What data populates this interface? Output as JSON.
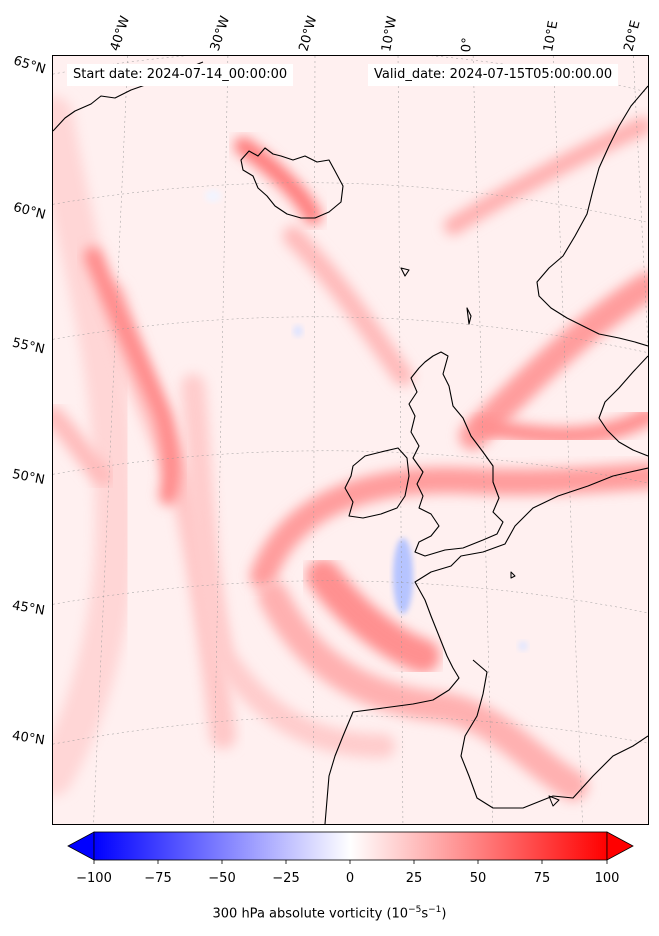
{
  "header": {
    "start_date": "Start date: 2024-07-14_00:00:00",
    "valid_date": "Valid_date: 2024-07-15T05:00:00.00"
  },
  "longitude_labels": [
    "40°W",
    "30°W",
    "20°W",
    "10°W",
    "0°",
    "10°E",
    "20°E"
  ],
  "latitude_labels": [
    "65°N",
    "60°N",
    "55°N",
    "50°N",
    "45°N",
    "40°N"
  ],
  "colorbar": {
    "ticks": [
      "−100",
      "−75",
      "−50",
      "−25",
      "0",
      "25",
      "50",
      "75",
      "100"
    ],
    "min": -100,
    "max": 100,
    "label_prefix": "300 hPa absolute vorticity (10",
    "label_exp1": "−5",
    "label_mid": "s",
    "label_exp2": "−1",
    "label_suffix": ")",
    "colors": {
      "negative": "#0000ff",
      "zero": "#ffffff",
      "positive": "#ff0000"
    }
  }
}
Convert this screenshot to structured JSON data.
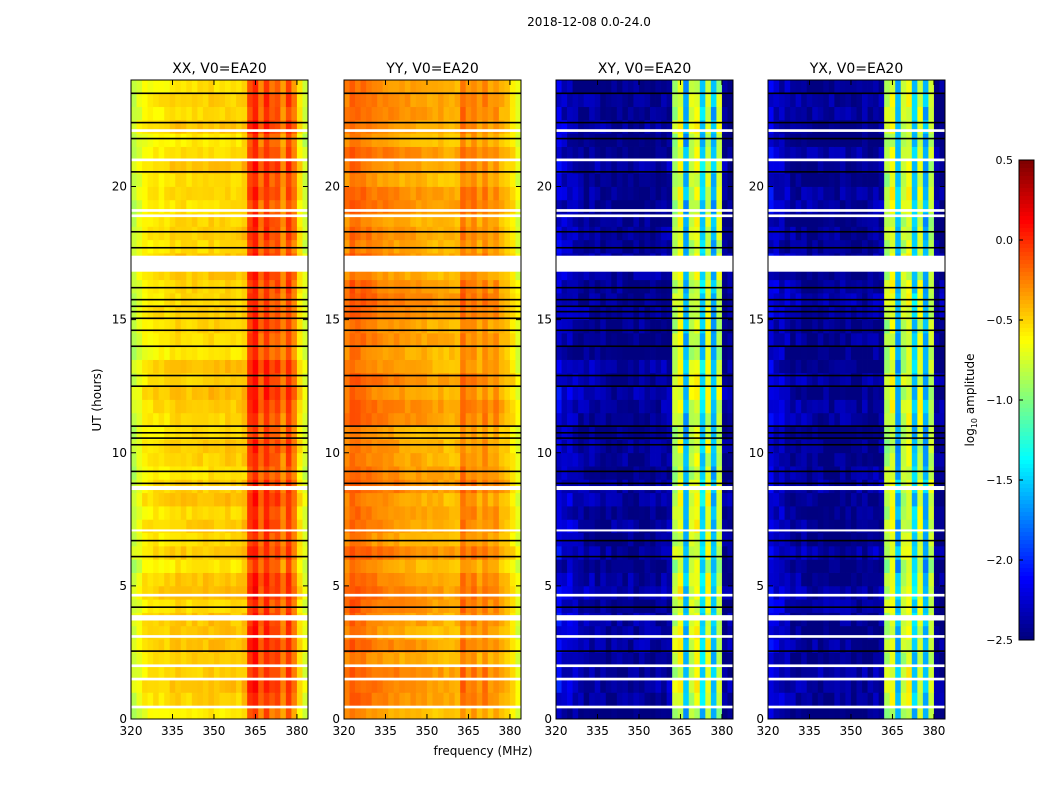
{
  "chart_data": {
    "type": "heatmap",
    "title": "2018-12-08 0.0-24.0",
    "xlabel": "frequency (MHz)",
    "ylabel": "UT (hours)",
    "xlim": [
      320,
      384
    ],
    "ylim": [
      0,
      24
    ],
    "xticks": [
      "320",
      "335",
      "350",
      "365",
      "380"
    ],
    "xtick_values": [
      320,
      335,
      350,
      365,
      380
    ],
    "yticks": [
      "0",
      "5",
      "10",
      "15",
      "20"
    ],
    "ytick_values": [
      0,
      5,
      10,
      15,
      20
    ],
    "freq_bin_mhz": 2,
    "time_bin_hours": 0.5,
    "colorbar": {
      "label_main": "log",
      "label_sub": "10",
      "label_rest": " amplitude",
      "range": [
        -2.5,
        0.5
      ],
      "ticks": [
        "0.5",
        "0.0",
        "−0.5",
        "−1.0",
        "−1.5",
        "−2.0",
        "−2.5"
      ],
      "tick_values": [
        0.5,
        0.0,
        -0.5,
        -1.0,
        -1.5,
        -2.0,
        -2.5
      ],
      "colormap": "jet"
    },
    "flagged_white_hours": [
      [
        16.8,
        17.4
      ],
      [
        20.95,
        21.05
      ],
      [
        22.05,
        22.15
      ],
      [
        18.85,
        18.95
      ],
      [
        19.05,
        19.15
      ],
      [
        8.6,
        8.75
      ],
      [
        3.7,
        3.9
      ],
      [
        3.05,
        3.15
      ],
      [
        1.95,
        2.05
      ],
      [
        1.45,
        1.55
      ],
      [
        0.4,
        0.5
      ],
      [
        4.6,
        4.7
      ],
      [
        7.05,
        7.12
      ]
    ],
    "black_line_hours": [
      23.5,
      22.4,
      21.8,
      20.55,
      18.3,
      17.7,
      16.2,
      15.75,
      15.5,
      15.3,
      15.05,
      14.6,
      14.0,
      12.9,
      12.5,
      11.0,
      10.75,
      10.55,
      10.3,
      9.3,
      8.85,
      6.7,
      6.1,
      4.2,
      3.1,
      2.55
    ],
    "panels": [
      {
        "title": "XX, V0=EA20",
        "mode": "parallel",
        "freq_profile": [
          -0.8,
          -0.7,
          -0.6,
          -0.58,
          -0.55,
          -0.55,
          -0.55,
          -0.52,
          -0.5,
          -0.5,
          -0.52,
          -0.5,
          -0.5,
          -0.5,
          -0.48,
          -0.5,
          -0.5,
          -0.48,
          -0.5,
          -0.5,
          -0.45,
          -0.05,
          0.05,
          -0.2,
          0.0,
          -0.15,
          -0.1,
          -0.3,
          -0.05,
          -0.25,
          -0.55,
          -0.75
        ]
      },
      {
        "title": "YY, V0=EA20",
        "mode": "parallel",
        "freq_profile": [
          -0.25,
          -0.15,
          -0.18,
          -0.2,
          -0.22,
          -0.25,
          -0.27,
          -0.28,
          -0.3,
          -0.3,
          -0.32,
          -0.33,
          -0.34,
          -0.35,
          -0.36,
          -0.37,
          -0.38,
          -0.38,
          -0.4,
          -0.4,
          -0.4,
          -0.2,
          -0.3,
          -0.25,
          -0.35,
          -0.25,
          -0.35,
          -0.3,
          -0.4,
          -0.45,
          -0.55,
          -0.7
        ]
      },
      {
        "title": "XY, V0=EA20",
        "mode": "cross",
        "freq_profile": [
          -2.2,
          -2.3,
          -2.3,
          -2.35,
          -2.4,
          -2.4,
          -2.4,
          -2.45,
          -2.45,
          -2.45,
          -2.45,
          -2.45,
          -2.45,
          -2.45,
          -2.45,
          -2.45,
          -2.45,
          -2.45,
          -2.45,
          -2.4,
          -2.4,
          -0.85,
          -0.7,
          -1.6,
          -0.8,
          -0.7,
          -1.5,
          -0.75,
          -1.6,
          -0.8,
          -2.45,
          -2.45
        ]
      },
      {
        "title": "YX, V0=EA20",
        "mode": "cross",
        "freq_profile": [
          -2.2,
          -2.3,
          -2.3,
          -2.35,
          -2.4,
          -2.4,
          -2.4,
          -2.45,
          -2.45,
          -2.45,
          -2.45,
          -2.45,
          -2.45,
          -2.45,
          -2.45,
          -2.45,
          -2.45,
          -2.45,
          -2.45,
          -2.4,
          -2.4,
          -0.85,
          -0.7,
          -1.6,
          -0.8,
          -0.7,
          -1.5,
          -0.75,
          -1.6,
          -0.8,
          -2.45,
          -2.45
        ]
      }
    ]
  }
}
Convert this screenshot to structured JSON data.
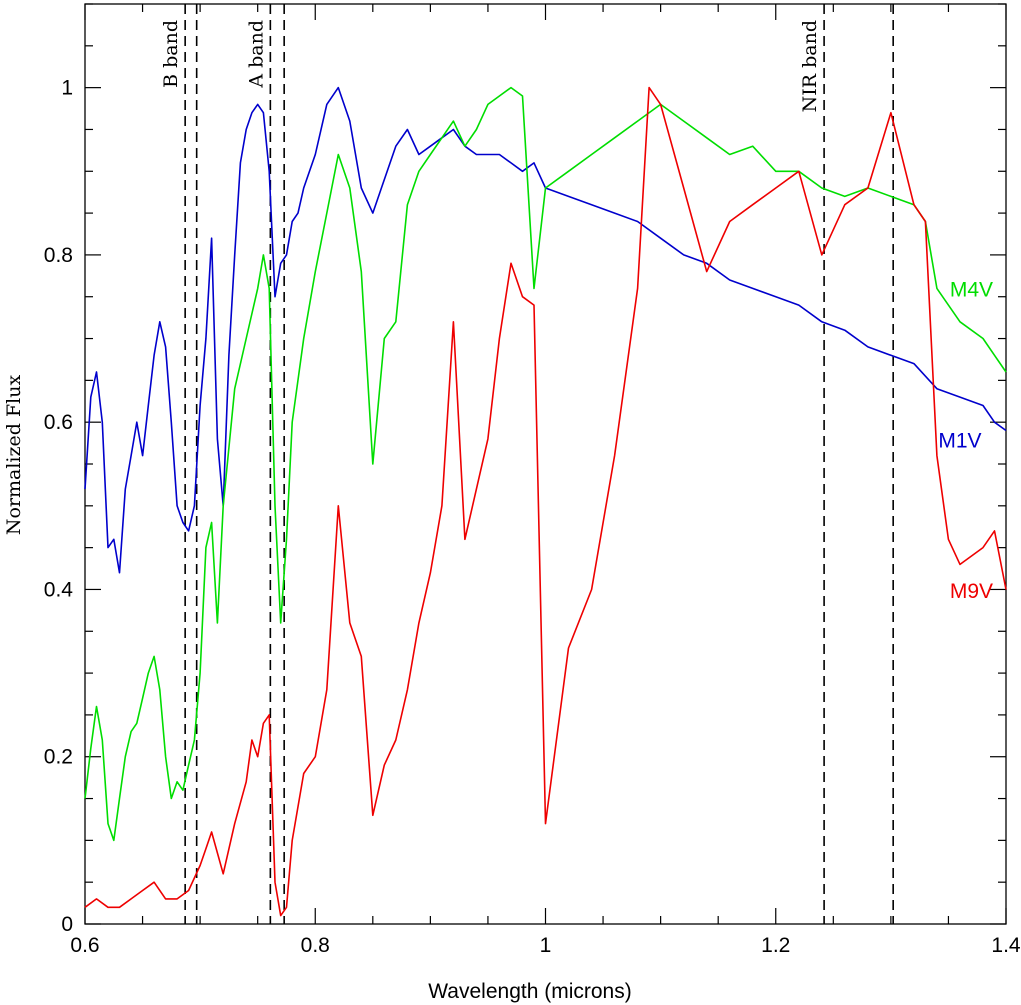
{
  "chart_data": {
    "type": "line",
    "title": "",
    "xlabel": "Wavelength (microns)",
    "ylabel": "Normalized Flux",
    "xlim": [
      0.6,
      1.4
    ],
    "ylim": [
      0,
      1.1
    ],
    "x_ticks": [
      0.6,
      0.8,
      1.0,
      1.2,
      1.4
    ],
    "x_tick_labels": [
      "0.6",
      "0.8",
      "1",
      "1.2",
      "1.4"
    ],
    "y_ticks": [
      0,
      0.2,
      0.4,
      0.6,
      0.8,
      1.0
    ],
    "y_tick_labels": [
      "0",
      "0.2",
      "0.4",
      "0.6",
      "0.8",
      "1"
    ],
    "bands": [
      {
        "name": "B band",
        "x1": 0.687,
        "x2": 0.697
      },
      {
        "name": "A band",
        "x1": 0.761,
        "x2": 0.773
      },
      {
        "name": "NIR band",
        "x1": 1.242,
        "x2": 1.302
      }
    ],
    "series": [
      {
        "name": "M1V",
        "color": "#0000cc",
        "label_pos": {
          "x": 1.36,
          "y": 0.57
        },
        "x": [
          0.6,
          0.605,
          0.61,
          0.615,
          0.62,
          0.625,
          0.63,
          0.635,
          0.64,
          0.645,
          0.65,
          0.655,
          0.66,
          0.665,
          0.67,
          0.675,
          0.68,
          0.685,
          0.69,
          0.695,
          0.7,
          0.705,
          0.71,
          0.715,
          0.72,
          0.725,
          0.73,
          0.735,
          0.74,
          0.745,
          0.75,
          0.755,
          0.76,
          0.765,
          0.77,
          0.775,
          0.78,
          0.785,
          0.79,
          0.8,
          0.81,
          0.82,
          0.83,
          0.84,
          0.85,
          0.86,
          0.87,
          0.88,
          0.89,
          0.9,
          0.91,
          0.92,
          0.93,
          0.94,
          0.95,
          0.96,
          0.97,
          0.98,
          0.99,
          1.0,
          1.02,
          1.04,
          1.06,
          1.08,
          1.1,
          1.12,
          1.14,
          1.16,
          1.18,
          1.2,
          1.22,
          1.24,
          1.26,
          1.28,
          1.3,
          1.32,
          1.34,
          1.36,
          1.38,
          1.39,
          1.4
        ],
        "y": [
          0.52,
          0.63,
          0.66,
          0.6,
          0.45,
          0.46,
          0.42,
          0.52,
          0.56,
          0.6,
          0.56,
          0.62,
          0.68,
          0.72,
          0.69,
          0.6,
          0.5,
          0.48,
          0.47,
          0.5,
          0.62,
          0.7,
          0.82,
          0.58,
          0.5,
          0.68,
          0.8,
          0.91,
          0.95,
          0.97,
          0.98,
          0.97,
          0.9,
          0.75,
          0.79,
          0.8,
          0.84,
          0.85,
          0.88,
          0.92,
          0.98,
          1.0,
          0.96,
          0.88,
          0.85,
          0.89,
          0.93,
          0.95,
          0.92,
          0.93,
          0.94,
          0.95,
          0.93,
          0.92,
          0.92,
          0.92,
          0.91,
          0.9,
          0.91,
          0.88,
          0.87,
          0.86,
          0.85,
          0.84,
          0.82,
          0.8,
          0.79,
          0.77,
          0.76,
          0.75,
          0.74,
          0.72,
          0.71,
          0.69,
          0.68,
          0.67,
          0.64,
          0.63,
          0.62,
          0.6,
          0.59
        ]
      },
      {
        "name": "M4V",
        "color": "#00dd00",
        "label_pos": {
          "x": 1.37,
          "y": 0.75
        },
        "x": [
          0.6,
          0.605,
          0.61,
          0.615,
          0.62,
          0.625,
          0.63,
          0.635,
          0.64,
          0.645,
          0.65,
          0.655,
          0.66,
          0.665,
          0.67,
          0.675,
          0.68,
          0.685,
          0.69,
          0.695,
          0.7,
          0.705,
          0.71,
          0.715,
          0.72,
          0.73,
          0.74,
          0.75,
          0.755,
          0.76,
          0.765,
          0.77,
          0.775,
          0.78,
          0.79,
          0.8,
          0.81,
          0.82,
          0.83,
          0.84,
          0.85,
          0.86,
          0.87,
          0.88,
          0.89,
          0.9,
          0.91,
          0.92,
          0.93,
          0.94,
          0.95,
          0.96,
          0.97,
          0.98,
          0.99,
          1.0,
          1.02,
          1.04,
          1.06,
          1.08,
          1.1,
          1.12,
          1.14,
          1.16,
          1.18,
          1.2,
          1.22,
          1.24,
          1.26,
          1.28,
          1.3,
          1.32,
          1.33,
          1.34,
          1.36,
          1.38,
          1.39,
          1.4
        ],
        "y": [
          0.15,
          0.21,
          0.26,
          0.22,
          0.12,
          0.1,
          0.15,
          0.2,
          0.23,
          0.24,
          0.27,
          0.3,
          0.32,
          0.28,
          0.2,
          0.15,
          0.17,
          0.16,
          0.19,
          0.22,
          0.3,
          0.45,
          0.48,
          0.36,
          0.5,
          0.64,
          0.7,
          0.76,
          0.8,
          0.76,
          0.5,
          0.36,
          0.46,
          0.6,
          0.7,
          0.78,
          0.85,
          0.92,
          0.88,
          0.78,
          0.55,
          0.7,
          0.72,
          0.86,
          0.9,
          0.92,
          0.94,
          0.96,
          0.93,
          0.95,
          0.98,
          0.99,
          1.0,
          0.99,
          0.76,
          0.88,
          0.9,
          0.92,
          0.94,
          0.96,
          0.98,
          0.96,
          0.94,
          0.92,
          0.93,
          0.9,
          0.9,
          0.88,
          0.87,
          0.88,
          0.87,
          0.86,
          0.84,
          0.76,
          0.72,
          0.7,
          0.68,
          0.66
        ]
      },
      {
        "name": "M9V",
        "color": "#ee0000",
        "label_pos": {
          "x": 1.37,
          "y": 0.39
        },
        "x": [
          0.6,
          0.61,
          0.62,
          0.63,
          0.64,
          0.65,
          0.66,
          0.67,
          0.68,
          0.69,
          0.7,
          0.705,
          0.71,
          0.72,
          0.73,
          0.74,
          0.745,
          0.75,
          0.755,
          0.76,
          0.765,
          0.77,
          0.775,
          0.78,
          0.79,
          0.8,
          0.81,
          0.82,
          0.83,
          0.84,
          0.85,
          0.86,
          0.87,
          0.88,
          0.89,
          0.9,
          0.91,
          0.92,
          0.93,
          0.94,
          0.95,
          0.96,
          0.97,
          0.98,
          0.99,
          1.0,
          1.02,
          1.04,
          1.06,
          1.08,
          1.09,
          1.1,
          1.12,
          1.14,
          1.16,
          1.18,
          1.2,
          1.22,
          1.24,
          1.26,
          1.28,
          1.3,
          1.32,
          1.33,
          1.34,
          1.35,
          1.36,
          1.38,
          1.39,
          1.4
        ],
        "y": [
          0.02,
          0.03,
          0.02,
          0.02,
          0.03,
          0.04,
          0.05,
          0.03,
          0.03,
          0.04,
          0.07,
          0.09,
          0.11,
          0.06,
          0.12,
          0.17,
          0.22,
          0.2,
          0.24,
          0.25,
          0.05,
          0.01,
          0.02,
          0.1,
          0.18,
          0.2,
          0.28,
          0.5,
          0.36,
          0.32,
          0.13,
          0.19,
          0.22,
          0.28,
          0.36,
          0.42,
          0.5,
          0.72,
          0.46,
          0.52,
          0.58,
          0.7,
          0.79,
          0.75,
          0.74,
          0.12,
          0.33,
          0.4,
          0.56,
          0.76,
          1.0,
          0.98,
          0.88,
          0.78,
          0.84,
          0.86,
          0.88,
          0.9,
          0.8,
          0.86,
          0.88,
          0.97,
          0.86,
          0.84,
          0.56,
          0.46,
          0.43,
          0.45,
          0.47,
          0.4
        ]
      }
    ]
  }
}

#####

-- PROMPT --
Copy out every line of the data that includes the word "xlabel".

-- ANSWER TO THIS PROBLEM --
    "xlabel": "frequency (MHz)",
    "xlabel": "Wavelength (microns)",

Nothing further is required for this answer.